- Extracted information -
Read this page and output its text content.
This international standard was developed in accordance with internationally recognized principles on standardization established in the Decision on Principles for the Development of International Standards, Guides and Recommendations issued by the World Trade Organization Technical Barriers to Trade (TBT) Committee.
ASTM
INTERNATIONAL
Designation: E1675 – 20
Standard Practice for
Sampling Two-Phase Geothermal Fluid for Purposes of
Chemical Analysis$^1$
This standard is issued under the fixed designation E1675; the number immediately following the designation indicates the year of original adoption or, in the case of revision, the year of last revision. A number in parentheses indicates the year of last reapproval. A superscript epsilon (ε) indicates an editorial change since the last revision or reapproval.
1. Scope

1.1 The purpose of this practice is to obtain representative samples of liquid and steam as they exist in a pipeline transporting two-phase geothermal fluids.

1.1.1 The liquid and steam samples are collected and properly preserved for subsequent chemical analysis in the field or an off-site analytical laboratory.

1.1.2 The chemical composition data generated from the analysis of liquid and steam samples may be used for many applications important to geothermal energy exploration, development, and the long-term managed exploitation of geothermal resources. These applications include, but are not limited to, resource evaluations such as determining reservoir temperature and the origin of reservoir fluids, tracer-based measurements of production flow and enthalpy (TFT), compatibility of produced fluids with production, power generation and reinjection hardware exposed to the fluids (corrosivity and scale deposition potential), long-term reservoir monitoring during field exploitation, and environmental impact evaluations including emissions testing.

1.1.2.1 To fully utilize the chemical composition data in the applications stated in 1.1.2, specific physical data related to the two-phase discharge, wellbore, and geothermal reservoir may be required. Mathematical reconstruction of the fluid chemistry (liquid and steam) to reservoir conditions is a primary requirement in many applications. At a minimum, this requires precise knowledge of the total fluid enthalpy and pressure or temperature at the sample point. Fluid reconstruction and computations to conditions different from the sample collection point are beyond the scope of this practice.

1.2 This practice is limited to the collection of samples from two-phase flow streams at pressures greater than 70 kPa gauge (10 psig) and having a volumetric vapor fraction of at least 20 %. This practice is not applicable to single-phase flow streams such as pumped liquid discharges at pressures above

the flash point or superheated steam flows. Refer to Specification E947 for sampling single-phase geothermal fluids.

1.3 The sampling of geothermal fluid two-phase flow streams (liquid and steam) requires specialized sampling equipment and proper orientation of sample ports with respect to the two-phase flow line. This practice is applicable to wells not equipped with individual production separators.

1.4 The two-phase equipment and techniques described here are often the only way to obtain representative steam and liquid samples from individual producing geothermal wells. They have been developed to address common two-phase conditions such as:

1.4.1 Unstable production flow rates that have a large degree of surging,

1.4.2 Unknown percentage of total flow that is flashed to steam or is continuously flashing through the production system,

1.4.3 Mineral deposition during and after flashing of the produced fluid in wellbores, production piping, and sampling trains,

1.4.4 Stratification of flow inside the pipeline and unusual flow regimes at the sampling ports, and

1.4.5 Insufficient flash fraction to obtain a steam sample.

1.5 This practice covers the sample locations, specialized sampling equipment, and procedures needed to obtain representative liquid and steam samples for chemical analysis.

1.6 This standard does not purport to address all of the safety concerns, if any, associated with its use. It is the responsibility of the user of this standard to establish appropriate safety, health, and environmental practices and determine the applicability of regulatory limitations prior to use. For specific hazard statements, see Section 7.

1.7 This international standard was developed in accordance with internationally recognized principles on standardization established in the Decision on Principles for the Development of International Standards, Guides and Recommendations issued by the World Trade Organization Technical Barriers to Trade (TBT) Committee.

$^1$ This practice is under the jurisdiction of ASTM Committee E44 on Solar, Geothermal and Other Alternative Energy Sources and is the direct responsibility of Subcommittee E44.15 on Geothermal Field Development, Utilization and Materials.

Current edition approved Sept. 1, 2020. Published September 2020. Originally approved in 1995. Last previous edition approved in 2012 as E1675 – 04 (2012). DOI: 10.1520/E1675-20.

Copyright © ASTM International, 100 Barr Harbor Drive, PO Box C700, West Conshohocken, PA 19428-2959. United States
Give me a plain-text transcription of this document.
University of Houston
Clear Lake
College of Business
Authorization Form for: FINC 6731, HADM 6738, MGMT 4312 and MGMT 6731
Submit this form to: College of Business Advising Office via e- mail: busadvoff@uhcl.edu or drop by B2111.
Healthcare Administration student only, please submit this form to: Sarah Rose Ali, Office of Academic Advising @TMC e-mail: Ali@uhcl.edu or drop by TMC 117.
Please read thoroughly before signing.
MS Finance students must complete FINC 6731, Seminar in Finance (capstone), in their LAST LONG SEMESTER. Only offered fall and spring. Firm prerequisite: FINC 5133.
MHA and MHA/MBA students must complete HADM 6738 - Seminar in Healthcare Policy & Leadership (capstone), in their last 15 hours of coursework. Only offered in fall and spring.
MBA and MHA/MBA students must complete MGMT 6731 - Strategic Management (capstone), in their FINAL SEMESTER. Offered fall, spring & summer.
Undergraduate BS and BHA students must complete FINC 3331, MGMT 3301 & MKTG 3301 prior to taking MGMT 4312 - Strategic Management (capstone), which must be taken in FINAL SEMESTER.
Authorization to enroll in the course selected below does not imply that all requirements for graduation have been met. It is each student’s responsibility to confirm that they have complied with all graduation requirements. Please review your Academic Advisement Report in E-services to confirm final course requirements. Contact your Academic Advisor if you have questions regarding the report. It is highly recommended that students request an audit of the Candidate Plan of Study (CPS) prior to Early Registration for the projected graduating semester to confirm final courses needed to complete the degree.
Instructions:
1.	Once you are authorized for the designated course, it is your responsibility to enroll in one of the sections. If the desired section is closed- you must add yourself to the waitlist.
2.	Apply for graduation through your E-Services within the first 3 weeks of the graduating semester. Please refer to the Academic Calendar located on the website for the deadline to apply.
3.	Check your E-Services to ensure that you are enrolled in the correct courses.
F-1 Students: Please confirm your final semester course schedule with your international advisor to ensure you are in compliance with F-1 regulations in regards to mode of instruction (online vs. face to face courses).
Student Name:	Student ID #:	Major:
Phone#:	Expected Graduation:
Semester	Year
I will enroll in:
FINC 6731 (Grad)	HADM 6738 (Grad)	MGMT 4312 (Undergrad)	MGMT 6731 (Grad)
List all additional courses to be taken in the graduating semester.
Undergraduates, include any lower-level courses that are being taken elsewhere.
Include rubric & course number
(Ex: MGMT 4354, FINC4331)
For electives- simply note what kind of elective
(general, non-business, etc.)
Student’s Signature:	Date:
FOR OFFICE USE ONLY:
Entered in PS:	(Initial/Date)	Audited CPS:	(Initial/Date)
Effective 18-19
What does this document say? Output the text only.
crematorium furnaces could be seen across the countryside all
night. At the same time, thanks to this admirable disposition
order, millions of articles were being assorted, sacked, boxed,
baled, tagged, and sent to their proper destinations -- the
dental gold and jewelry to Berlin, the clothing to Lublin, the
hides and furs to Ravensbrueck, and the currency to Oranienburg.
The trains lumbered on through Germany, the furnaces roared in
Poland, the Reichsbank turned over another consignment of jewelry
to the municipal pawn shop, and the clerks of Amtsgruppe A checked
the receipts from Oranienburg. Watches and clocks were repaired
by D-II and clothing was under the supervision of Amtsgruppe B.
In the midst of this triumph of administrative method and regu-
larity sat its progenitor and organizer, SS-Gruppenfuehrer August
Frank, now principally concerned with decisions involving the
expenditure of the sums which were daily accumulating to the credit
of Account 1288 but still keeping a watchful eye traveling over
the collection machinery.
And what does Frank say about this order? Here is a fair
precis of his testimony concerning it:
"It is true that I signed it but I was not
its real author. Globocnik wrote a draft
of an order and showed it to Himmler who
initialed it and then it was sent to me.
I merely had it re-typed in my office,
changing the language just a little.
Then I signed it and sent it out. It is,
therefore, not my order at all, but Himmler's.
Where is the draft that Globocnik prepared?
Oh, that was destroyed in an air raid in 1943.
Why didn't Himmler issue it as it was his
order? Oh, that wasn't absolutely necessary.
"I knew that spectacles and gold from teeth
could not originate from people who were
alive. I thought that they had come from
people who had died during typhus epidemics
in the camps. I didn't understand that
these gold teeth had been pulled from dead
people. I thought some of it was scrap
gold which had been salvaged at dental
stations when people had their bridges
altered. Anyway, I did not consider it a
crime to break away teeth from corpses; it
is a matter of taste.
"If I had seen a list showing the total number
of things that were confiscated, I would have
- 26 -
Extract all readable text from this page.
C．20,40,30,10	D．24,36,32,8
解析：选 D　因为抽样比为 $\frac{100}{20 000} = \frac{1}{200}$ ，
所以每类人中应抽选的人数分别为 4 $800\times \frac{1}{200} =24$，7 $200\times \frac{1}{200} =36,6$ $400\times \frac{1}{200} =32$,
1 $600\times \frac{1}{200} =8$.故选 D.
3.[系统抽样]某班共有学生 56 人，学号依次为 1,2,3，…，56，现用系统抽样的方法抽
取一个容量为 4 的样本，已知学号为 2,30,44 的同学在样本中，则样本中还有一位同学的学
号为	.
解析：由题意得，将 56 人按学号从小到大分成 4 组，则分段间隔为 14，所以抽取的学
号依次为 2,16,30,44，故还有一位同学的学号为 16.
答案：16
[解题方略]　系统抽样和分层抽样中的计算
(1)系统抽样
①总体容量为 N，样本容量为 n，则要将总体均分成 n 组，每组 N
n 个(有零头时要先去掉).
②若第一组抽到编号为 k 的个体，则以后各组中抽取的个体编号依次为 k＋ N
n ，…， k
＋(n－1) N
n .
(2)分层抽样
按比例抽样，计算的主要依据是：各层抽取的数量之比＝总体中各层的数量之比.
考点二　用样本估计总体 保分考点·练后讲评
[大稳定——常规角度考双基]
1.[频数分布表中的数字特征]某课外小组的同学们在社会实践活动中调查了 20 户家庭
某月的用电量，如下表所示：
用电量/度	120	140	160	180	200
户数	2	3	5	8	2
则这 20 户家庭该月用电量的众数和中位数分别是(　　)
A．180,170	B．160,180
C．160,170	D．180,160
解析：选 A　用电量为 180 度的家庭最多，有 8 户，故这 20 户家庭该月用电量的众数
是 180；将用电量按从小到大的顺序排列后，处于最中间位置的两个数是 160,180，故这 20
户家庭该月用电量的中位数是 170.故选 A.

- Goal -
Identify each line in the entries with the word "signed" and copy it.

- Response to this task -
"It is true that I signed it but I was not
Then I signed it and sent it out. It is,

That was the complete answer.